— Start of MATERIAL SHOWN —

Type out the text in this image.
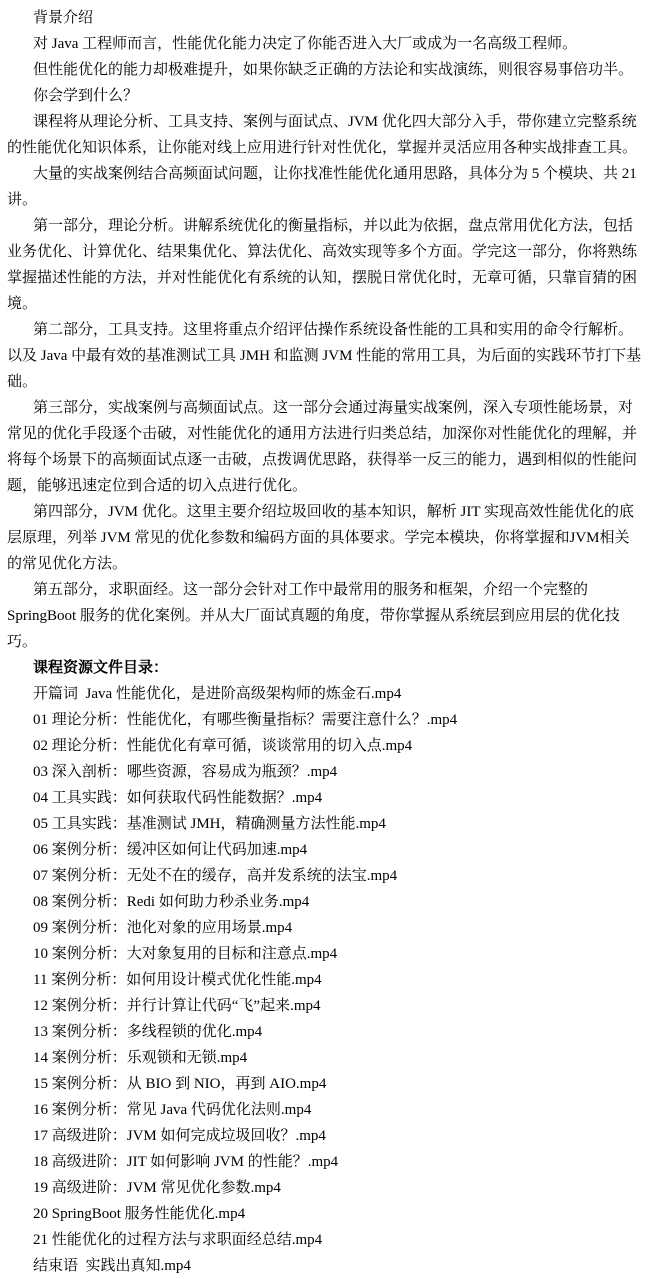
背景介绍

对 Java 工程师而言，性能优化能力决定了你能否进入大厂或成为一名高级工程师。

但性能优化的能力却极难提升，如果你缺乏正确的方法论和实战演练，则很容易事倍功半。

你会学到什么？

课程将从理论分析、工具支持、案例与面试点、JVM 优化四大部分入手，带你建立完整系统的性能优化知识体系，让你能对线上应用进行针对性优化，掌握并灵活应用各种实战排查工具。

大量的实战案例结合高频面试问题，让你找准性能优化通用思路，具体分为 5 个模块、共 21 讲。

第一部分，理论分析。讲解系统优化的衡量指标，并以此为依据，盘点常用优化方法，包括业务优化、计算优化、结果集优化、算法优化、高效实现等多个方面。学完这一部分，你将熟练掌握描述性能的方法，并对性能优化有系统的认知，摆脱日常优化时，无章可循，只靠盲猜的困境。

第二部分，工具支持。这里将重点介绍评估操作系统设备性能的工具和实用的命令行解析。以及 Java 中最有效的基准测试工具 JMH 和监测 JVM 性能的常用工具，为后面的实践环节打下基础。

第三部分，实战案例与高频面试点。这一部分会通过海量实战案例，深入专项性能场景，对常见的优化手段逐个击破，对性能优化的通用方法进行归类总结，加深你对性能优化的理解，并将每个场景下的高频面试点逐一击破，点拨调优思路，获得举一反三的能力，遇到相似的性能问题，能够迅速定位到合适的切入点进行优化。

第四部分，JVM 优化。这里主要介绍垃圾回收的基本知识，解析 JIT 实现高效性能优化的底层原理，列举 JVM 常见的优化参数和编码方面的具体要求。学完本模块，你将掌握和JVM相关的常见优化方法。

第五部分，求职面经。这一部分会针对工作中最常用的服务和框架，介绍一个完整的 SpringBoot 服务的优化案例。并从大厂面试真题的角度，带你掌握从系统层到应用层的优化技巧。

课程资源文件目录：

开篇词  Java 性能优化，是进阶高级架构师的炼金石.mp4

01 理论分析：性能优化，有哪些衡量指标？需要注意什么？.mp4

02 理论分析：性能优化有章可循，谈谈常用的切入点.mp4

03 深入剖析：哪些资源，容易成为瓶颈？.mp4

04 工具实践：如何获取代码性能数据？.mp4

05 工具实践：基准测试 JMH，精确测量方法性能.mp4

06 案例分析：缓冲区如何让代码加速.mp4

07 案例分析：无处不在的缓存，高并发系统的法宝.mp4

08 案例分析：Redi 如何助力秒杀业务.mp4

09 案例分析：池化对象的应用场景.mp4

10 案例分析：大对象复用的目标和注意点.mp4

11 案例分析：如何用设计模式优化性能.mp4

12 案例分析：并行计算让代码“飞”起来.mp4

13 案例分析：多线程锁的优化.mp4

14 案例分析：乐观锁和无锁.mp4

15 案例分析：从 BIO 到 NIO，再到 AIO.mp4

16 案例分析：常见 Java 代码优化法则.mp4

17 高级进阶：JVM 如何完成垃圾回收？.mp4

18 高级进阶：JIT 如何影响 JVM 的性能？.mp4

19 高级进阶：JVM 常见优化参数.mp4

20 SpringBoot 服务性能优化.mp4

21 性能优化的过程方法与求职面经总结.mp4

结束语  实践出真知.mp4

— End of MATERIAL SHOWN —
— Start of MATERIAL SHOWN —

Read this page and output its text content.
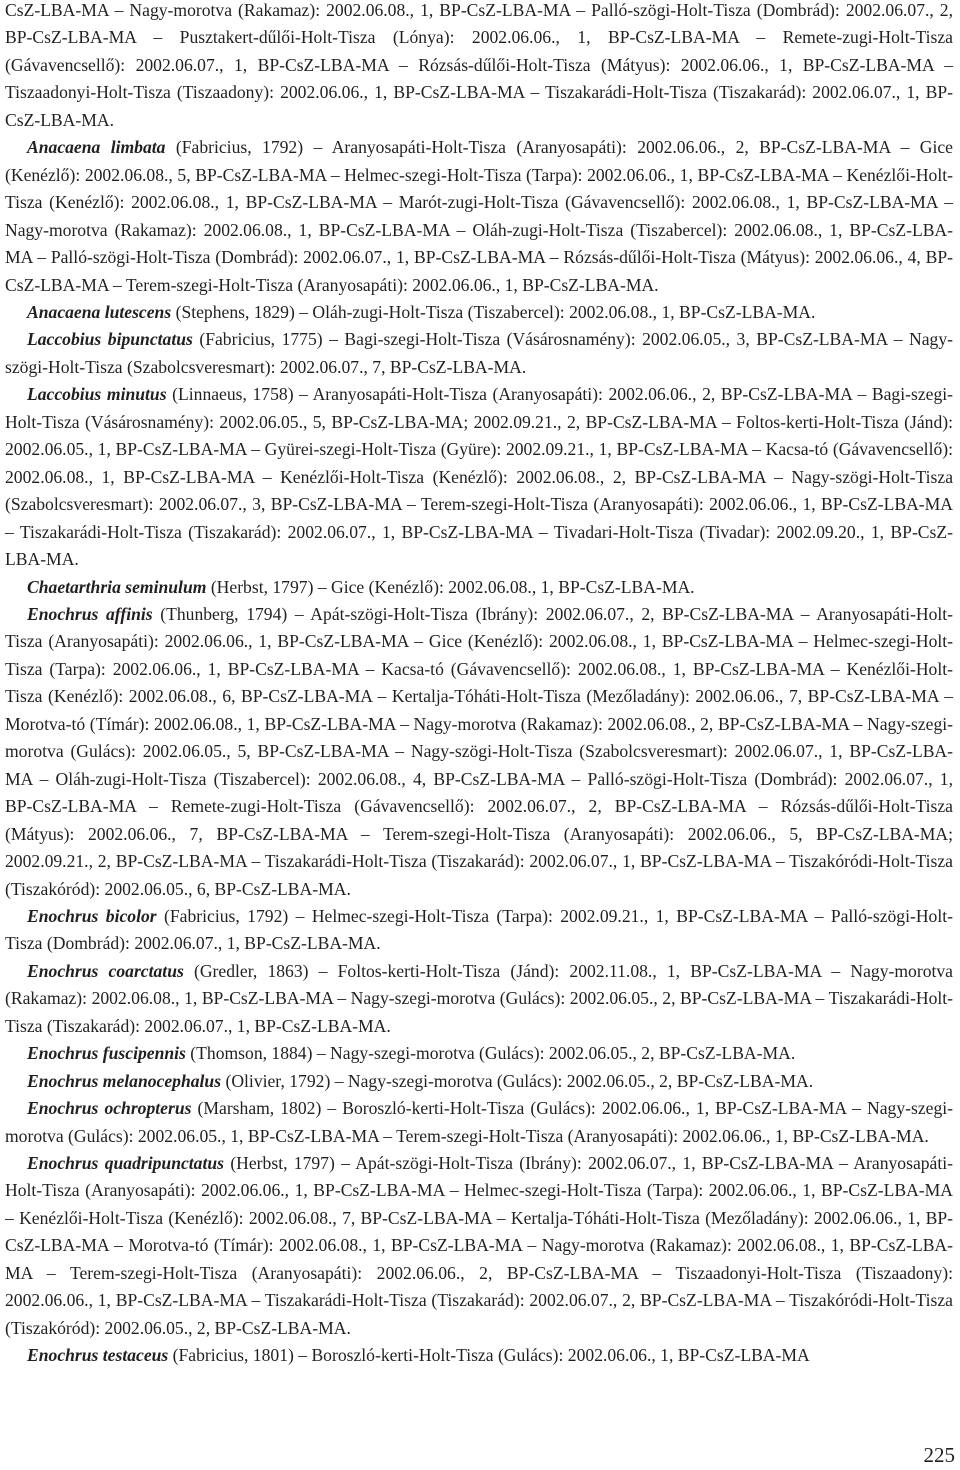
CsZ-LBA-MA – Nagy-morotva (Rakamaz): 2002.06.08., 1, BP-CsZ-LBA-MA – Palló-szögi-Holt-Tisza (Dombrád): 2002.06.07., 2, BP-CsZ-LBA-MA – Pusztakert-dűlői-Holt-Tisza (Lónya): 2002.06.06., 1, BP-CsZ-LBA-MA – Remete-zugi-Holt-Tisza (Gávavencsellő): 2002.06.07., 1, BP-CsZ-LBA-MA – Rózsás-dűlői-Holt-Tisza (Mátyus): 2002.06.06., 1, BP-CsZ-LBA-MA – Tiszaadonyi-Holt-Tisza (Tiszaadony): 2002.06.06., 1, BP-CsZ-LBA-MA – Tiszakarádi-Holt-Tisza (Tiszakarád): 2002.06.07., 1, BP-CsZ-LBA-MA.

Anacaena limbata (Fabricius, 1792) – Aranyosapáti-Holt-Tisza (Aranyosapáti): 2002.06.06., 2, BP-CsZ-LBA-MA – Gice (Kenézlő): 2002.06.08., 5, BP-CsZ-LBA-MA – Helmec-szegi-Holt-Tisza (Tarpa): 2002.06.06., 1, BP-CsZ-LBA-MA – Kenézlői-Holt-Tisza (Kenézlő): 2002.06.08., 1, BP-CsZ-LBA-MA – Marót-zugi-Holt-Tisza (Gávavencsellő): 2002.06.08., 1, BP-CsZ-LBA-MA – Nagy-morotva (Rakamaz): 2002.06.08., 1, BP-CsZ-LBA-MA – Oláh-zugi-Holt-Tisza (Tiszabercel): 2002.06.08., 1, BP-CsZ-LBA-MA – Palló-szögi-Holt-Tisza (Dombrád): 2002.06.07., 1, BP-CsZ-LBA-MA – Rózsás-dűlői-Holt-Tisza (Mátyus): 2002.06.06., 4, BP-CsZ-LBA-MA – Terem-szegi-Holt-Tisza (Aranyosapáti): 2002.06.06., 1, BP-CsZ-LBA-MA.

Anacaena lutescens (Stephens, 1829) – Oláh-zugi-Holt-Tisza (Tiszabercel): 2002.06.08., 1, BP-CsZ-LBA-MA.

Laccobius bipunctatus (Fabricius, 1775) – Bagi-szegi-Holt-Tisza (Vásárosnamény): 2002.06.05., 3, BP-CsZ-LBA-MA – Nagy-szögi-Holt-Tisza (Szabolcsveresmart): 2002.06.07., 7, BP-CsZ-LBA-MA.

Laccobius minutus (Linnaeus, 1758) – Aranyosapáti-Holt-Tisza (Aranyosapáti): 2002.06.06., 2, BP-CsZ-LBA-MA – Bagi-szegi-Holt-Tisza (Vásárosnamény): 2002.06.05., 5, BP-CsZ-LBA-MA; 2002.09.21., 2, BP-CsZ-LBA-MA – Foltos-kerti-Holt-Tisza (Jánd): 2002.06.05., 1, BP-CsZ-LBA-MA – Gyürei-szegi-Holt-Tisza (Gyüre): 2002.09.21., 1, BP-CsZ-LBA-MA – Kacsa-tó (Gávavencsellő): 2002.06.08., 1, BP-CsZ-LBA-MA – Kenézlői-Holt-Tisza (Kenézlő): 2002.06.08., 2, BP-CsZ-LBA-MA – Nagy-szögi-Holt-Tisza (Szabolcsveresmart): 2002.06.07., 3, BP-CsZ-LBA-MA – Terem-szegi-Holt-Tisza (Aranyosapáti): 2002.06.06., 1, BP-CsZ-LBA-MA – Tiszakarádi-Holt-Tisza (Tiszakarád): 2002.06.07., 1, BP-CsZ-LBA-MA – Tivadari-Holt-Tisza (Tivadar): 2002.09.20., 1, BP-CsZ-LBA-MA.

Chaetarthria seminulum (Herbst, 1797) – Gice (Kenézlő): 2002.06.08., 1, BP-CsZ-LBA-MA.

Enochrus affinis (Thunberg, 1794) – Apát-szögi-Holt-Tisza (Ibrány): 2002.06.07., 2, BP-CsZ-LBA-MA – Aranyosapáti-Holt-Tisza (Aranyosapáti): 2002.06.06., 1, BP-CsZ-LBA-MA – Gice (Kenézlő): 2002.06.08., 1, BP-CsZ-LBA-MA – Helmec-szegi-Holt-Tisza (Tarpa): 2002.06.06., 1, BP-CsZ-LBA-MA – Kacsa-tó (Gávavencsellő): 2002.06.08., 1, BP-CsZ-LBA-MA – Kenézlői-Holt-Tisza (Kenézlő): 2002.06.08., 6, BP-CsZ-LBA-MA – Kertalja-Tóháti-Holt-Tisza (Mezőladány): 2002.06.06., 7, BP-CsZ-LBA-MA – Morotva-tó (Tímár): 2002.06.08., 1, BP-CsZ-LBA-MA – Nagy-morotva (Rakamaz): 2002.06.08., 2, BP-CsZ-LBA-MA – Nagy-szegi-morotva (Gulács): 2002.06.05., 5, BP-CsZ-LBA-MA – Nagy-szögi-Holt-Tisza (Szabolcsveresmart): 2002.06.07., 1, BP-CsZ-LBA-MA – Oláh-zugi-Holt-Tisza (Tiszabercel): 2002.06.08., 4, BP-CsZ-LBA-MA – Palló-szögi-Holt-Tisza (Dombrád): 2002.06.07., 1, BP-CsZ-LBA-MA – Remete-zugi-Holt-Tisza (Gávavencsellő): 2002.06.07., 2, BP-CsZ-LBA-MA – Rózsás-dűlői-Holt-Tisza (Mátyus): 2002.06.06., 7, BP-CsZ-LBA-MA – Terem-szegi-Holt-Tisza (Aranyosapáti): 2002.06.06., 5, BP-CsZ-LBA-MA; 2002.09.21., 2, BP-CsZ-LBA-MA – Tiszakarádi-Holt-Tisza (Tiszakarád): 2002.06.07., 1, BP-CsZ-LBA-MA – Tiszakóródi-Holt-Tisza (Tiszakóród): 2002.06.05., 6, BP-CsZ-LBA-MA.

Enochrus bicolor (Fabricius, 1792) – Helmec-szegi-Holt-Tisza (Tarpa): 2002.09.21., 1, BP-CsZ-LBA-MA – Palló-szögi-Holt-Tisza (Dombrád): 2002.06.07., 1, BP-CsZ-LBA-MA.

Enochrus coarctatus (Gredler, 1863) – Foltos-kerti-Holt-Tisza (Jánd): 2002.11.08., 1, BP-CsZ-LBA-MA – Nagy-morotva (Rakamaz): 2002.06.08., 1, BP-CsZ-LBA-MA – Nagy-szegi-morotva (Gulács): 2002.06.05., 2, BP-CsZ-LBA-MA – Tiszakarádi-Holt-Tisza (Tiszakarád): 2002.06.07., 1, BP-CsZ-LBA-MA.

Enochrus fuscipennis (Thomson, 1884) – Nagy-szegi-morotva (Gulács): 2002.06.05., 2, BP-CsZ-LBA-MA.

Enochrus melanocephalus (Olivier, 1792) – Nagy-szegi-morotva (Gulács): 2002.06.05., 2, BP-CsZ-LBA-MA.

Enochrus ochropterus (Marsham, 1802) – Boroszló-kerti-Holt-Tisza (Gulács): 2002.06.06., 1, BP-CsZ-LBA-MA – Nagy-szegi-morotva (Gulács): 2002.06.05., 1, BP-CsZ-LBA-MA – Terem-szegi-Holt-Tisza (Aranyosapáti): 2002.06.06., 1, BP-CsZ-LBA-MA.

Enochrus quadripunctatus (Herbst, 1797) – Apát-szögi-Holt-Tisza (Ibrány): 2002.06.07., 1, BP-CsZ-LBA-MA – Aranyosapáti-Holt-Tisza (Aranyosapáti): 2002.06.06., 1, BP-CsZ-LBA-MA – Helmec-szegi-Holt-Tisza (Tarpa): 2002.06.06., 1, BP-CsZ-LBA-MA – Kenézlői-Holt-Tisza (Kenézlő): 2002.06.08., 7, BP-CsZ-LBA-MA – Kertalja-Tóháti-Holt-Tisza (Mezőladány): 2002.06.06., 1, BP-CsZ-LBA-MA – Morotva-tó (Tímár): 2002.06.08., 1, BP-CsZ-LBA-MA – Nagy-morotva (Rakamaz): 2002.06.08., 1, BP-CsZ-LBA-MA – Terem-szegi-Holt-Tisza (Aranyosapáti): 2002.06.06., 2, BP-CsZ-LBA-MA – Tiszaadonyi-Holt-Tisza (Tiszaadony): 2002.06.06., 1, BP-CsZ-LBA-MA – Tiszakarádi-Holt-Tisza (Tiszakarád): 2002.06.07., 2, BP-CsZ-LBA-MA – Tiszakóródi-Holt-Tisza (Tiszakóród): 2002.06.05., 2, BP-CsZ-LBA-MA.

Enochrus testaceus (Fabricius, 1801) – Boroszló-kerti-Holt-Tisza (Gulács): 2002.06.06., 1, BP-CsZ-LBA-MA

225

— End of MATERIAL SHOWN —

EXERCISE TASK »
Looking at the entries above, state how many lines contain "高级进阶"; give the number alone.

TASK RESULT »
3